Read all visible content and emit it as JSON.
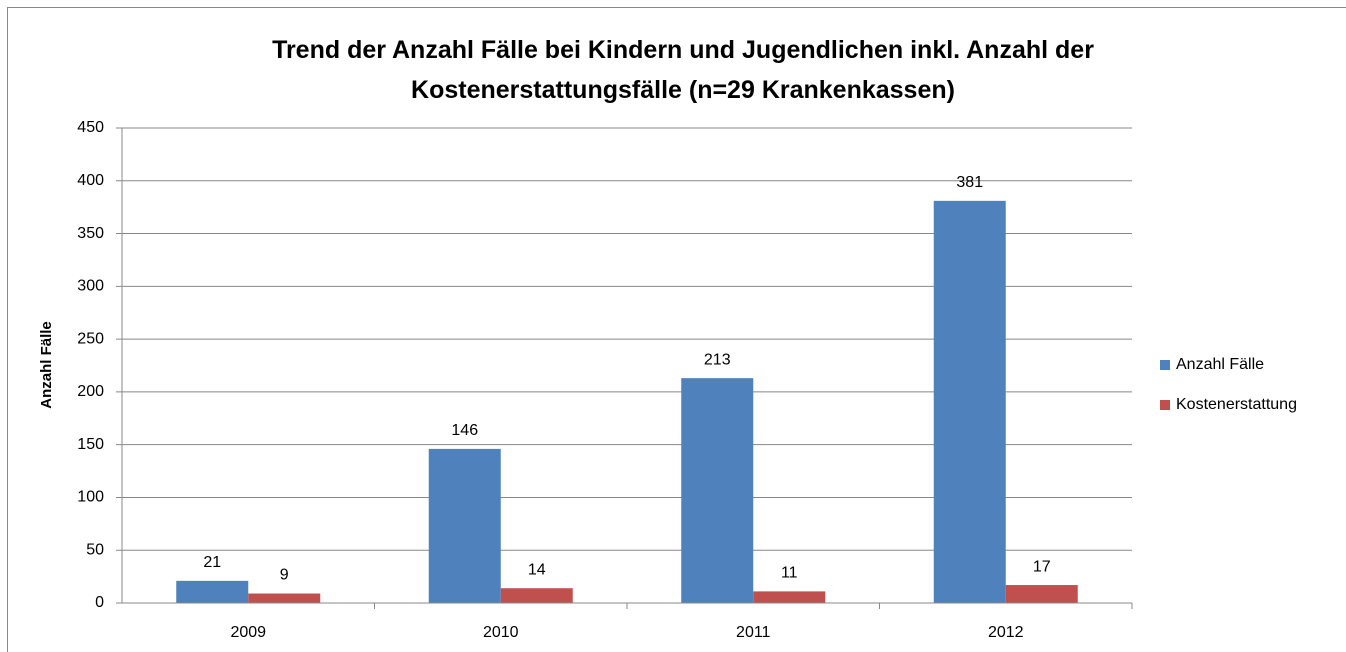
{
  "chart_data": {
    "type": "bar",
    "title": "Trend der Anzahl Fälle bei Kindern und Jugendlichen inkl. Anzahl der Kostenerstattungsfälle (n=29 Krankenkassen)",
    "y_label": "Anzahl Fälle",
    "categories": [
      "2009",
      "2010",
      "2011",
      "2012"
    ],
    "series": [
      {
        "name": "Anzahl Fälle",
        "color": "#4f81bd",
        "values": [
          21,
          146,
          213,
          381
        ]
      },
      {
        "name": "Kostenerstattung",
        "color": "#c0504d",
        "values": [
          9,
          14,
          11,
          17
        ]
      }
    ],
    "ylim": [
      0,
      450
    ],
    "yticks": [
      0,
      50,
      100,
      150,
      200,
      250,
      300,
      350,
      400,
      450
    ],
    "grid": true,
    "legend": "right"
  }
}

> Instruction:
Copy out each line of the material that holds the word "Fälle".

> Answer:
    "title": "Trend der Anzahl Fälle bei Kindern und Jugendlichen inkl. Anzahl der Kostenerstattungsfälle (n=29 Krankenkassen)",
    "y_label": "Anzahl Fälle",
        "name": "Anzahl Fälle",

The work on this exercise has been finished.